### Entries provided ###

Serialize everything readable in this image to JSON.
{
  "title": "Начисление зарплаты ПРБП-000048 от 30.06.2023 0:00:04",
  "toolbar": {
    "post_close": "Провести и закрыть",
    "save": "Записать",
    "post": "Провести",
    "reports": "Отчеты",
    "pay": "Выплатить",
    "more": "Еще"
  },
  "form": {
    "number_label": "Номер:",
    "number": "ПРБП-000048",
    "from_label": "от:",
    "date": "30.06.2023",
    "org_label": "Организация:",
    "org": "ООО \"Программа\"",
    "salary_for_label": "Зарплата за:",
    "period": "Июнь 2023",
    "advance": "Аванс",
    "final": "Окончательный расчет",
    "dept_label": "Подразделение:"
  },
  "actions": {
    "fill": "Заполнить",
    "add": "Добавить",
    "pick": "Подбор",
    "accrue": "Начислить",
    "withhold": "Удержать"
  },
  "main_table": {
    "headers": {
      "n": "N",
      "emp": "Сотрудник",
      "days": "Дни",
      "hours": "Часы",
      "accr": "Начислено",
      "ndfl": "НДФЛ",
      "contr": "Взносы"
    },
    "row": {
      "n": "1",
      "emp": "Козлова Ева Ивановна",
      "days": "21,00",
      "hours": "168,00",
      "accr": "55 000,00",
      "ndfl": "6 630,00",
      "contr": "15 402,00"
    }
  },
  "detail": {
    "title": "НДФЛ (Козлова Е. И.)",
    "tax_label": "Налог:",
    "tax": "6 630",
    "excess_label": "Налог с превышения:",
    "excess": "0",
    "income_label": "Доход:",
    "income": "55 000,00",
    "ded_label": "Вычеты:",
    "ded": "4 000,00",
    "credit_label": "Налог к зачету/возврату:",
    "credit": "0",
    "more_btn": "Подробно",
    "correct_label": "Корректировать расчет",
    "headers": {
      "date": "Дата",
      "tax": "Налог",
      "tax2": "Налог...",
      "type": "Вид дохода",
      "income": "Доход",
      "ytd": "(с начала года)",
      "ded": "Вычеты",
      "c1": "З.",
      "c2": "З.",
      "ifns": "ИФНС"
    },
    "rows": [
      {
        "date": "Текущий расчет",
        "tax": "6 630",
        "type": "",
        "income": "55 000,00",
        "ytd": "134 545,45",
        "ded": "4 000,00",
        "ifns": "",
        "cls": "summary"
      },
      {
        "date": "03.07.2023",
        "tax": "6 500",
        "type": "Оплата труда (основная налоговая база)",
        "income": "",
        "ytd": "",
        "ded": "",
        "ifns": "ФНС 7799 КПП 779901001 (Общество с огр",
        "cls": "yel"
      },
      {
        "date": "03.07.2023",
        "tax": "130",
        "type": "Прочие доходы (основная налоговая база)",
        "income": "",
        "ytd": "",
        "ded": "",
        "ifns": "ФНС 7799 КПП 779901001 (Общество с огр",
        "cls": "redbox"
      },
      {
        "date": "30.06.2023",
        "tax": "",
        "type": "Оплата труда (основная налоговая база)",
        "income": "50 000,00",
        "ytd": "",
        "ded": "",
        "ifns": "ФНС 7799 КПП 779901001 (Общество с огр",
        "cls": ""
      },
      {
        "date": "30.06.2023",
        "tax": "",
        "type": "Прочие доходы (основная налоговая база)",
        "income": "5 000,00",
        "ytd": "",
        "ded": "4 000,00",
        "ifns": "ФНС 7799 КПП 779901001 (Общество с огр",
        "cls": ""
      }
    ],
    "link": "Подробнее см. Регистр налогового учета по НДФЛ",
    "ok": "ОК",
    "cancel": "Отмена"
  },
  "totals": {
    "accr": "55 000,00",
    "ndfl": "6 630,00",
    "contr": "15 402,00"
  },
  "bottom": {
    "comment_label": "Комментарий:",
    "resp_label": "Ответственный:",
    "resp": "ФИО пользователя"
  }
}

###
### Entries provided ###

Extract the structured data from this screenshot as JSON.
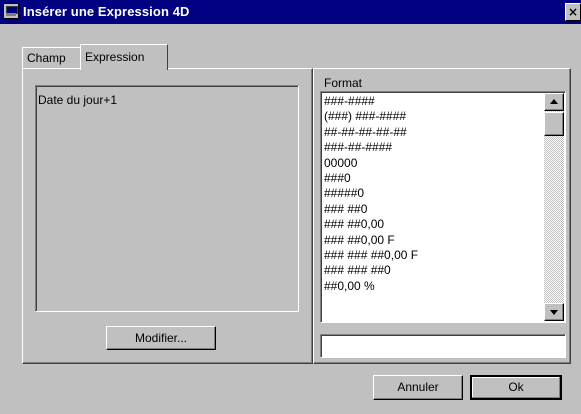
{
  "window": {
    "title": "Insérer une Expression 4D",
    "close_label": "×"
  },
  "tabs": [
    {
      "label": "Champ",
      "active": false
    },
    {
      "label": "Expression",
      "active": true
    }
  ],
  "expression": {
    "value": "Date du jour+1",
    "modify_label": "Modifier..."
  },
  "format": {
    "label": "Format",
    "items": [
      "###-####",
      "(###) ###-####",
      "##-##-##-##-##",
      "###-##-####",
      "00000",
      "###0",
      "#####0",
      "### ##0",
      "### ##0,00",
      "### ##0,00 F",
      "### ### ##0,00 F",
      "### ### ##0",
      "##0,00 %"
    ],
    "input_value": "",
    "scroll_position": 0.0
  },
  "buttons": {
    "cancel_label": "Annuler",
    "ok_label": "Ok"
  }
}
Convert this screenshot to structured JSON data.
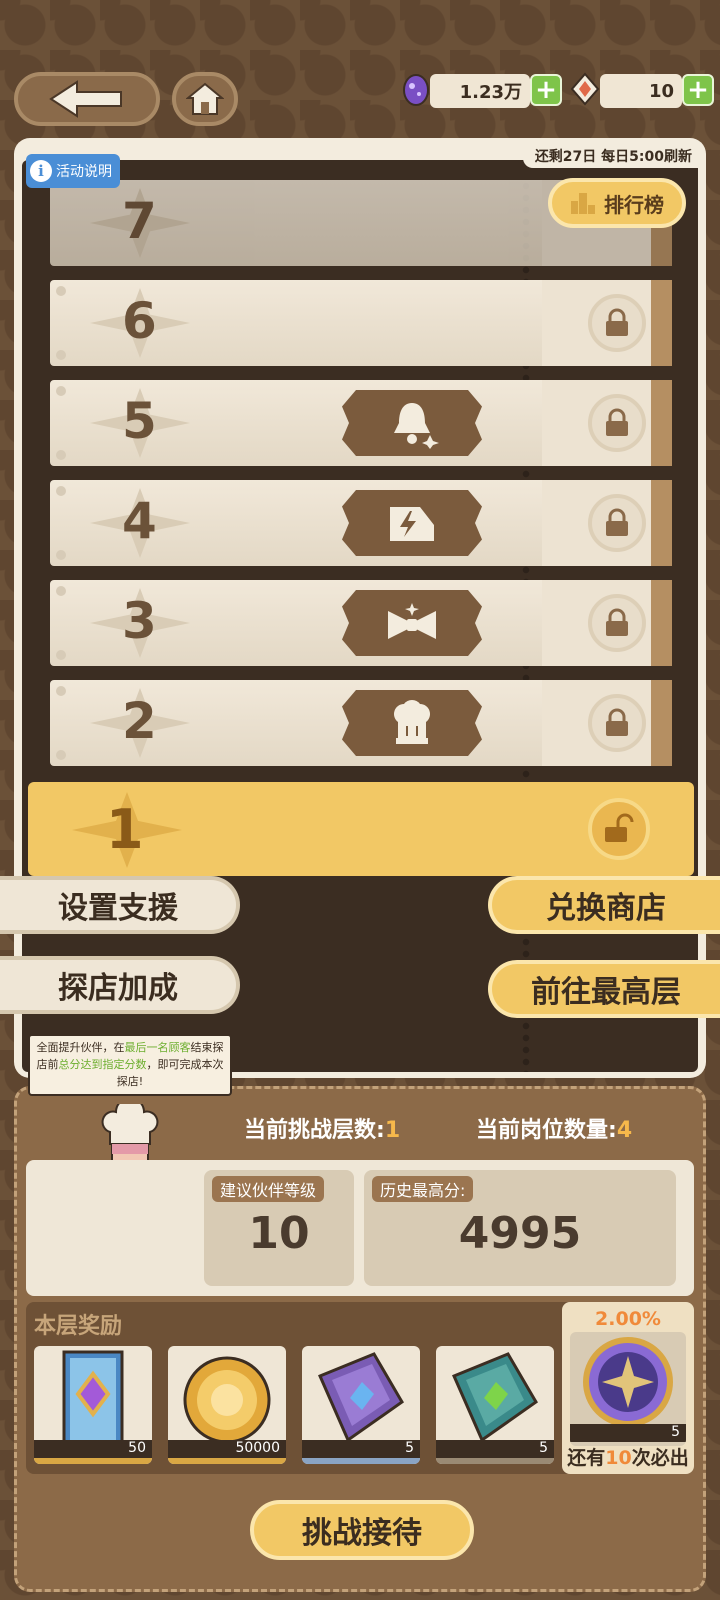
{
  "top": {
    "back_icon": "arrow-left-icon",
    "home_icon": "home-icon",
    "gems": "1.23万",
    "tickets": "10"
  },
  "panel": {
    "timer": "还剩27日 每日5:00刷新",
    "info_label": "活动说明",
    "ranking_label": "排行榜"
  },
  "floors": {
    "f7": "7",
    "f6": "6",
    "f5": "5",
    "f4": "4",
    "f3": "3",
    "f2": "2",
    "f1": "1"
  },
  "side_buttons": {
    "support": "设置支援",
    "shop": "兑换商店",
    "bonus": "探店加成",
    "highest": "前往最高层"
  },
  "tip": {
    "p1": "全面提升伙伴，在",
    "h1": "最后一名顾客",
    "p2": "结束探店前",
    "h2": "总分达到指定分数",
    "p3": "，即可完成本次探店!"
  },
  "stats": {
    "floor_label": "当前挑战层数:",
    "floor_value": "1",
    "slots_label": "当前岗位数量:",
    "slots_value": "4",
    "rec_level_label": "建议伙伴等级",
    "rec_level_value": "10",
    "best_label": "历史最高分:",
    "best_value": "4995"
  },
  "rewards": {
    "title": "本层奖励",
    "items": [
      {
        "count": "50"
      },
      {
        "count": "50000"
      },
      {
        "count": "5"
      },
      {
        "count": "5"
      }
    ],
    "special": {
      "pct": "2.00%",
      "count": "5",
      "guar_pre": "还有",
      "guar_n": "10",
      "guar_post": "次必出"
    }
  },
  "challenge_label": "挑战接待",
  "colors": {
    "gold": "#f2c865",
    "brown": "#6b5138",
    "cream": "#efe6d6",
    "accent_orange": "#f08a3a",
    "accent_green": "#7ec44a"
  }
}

###

_Written instruction_
Count the lines in the records above that contain the word "JSON", and reply with only that number.

_Written solution_
3